--- Data provided ---

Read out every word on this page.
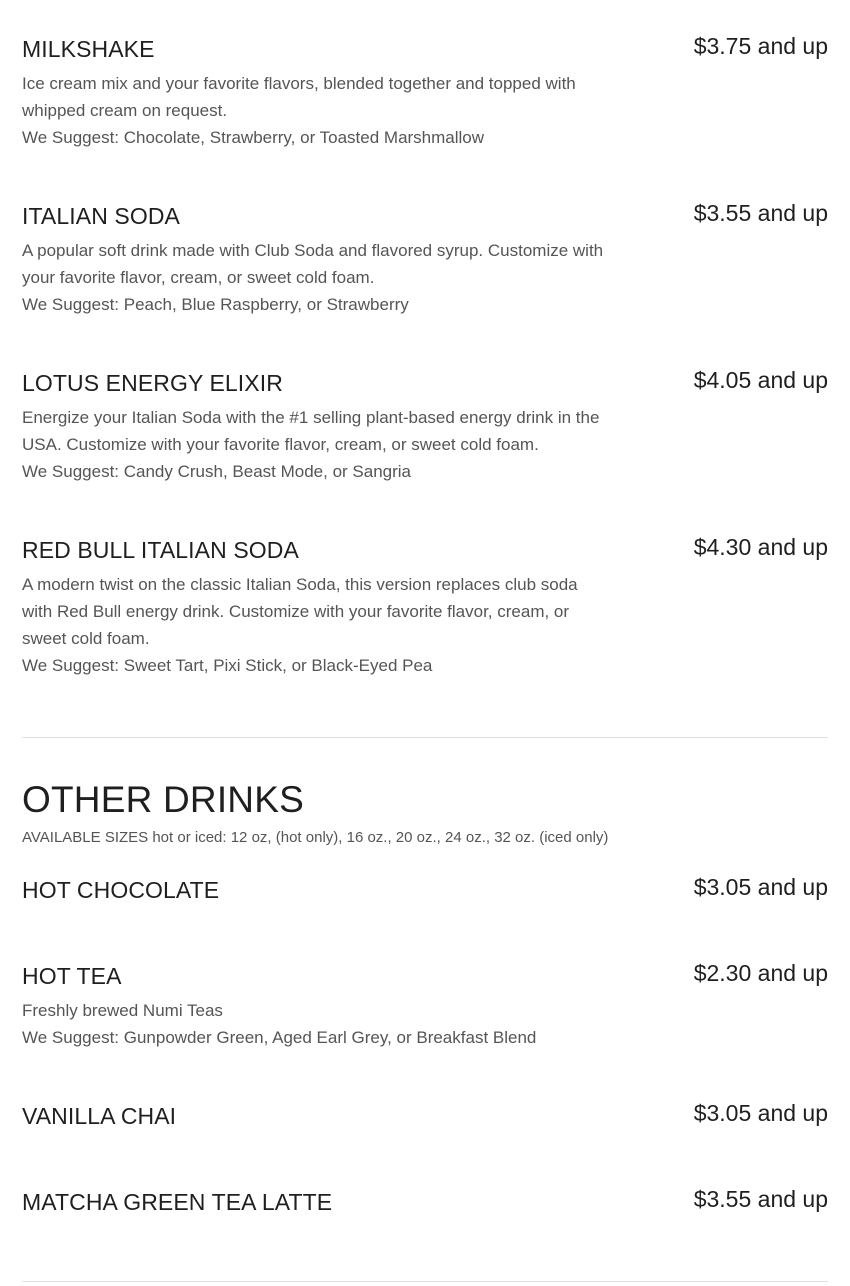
MILKSHAKE	$3.75 and up

Ice cream mix and your favorite flavors, blended together and topped with whipped cream on request.

We Suggest: Chocolate, Strawberry, or Toasted Marshmallow

ITALIAN SODA	$3.55 and up

A popular soft drink made with Club Soda and flavored syrup. Customize with your favorite flavor, cream, or sweet cold foam.

We Suggest: Peach, Blue Raspberry, or Strawberry

LOTUS ENERGY ELIXIR	$4.05 and up

Energize your Italian Soda with the #1 selling plant-based energy drink in the USA. Customize with your favorite flavor, cream, or sweet cold foam.

We Suggest: Candy Crush, Beast Mode, or Sangria

RED BULL ITALIAN SODA	$4.30 and up

A modern twist on the classic Italian Soda, this version replaces club soda with Red Bull energy drink. Customize with your favorite flavor, cream, or sweet cold foam.

We Suggest: Sweet Tart, Pixi Stick, or Black-Eyed Pea

OTHER DRINKS
AVAILABLE SIZES hot or iced: 12 oz, (hot only), 16 oz., 20 oz., 24 oz., 32 oz. (iced only)
HOT CHOCOLATE	$3.05 and up
HOT TEA	$2.30 and up

Freshly brewed Numi Teas

We Suggest: Gunpowder Green, Aged Earl Grey, or Breakfast Blend

VANILLA CHAI	$3.05 and up
MATCHA GREEN TEA LATTE	$3.55 and up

---

→ Work instructions
Look through the entries above; copy each line where the string "your" appears.

→ Answer
Ice cream mix and your favorite flavors, blended together and topped with whipped cream on request.
A popular soft drink made with Club Soda and flavored syrup. Customize with your favorite flavor, cream, or sweet cold foam.
Energize your Italian Soda with the #1 selling plant-based energy drink in the USA. Customize with your favorite flavor, cream, or sweet cold foam.
A modern twist on the classic Italian Soda, this version replaces club soda with Red Bull energy drink. Customize with your favorite flavor, cream, or sweet cold foam.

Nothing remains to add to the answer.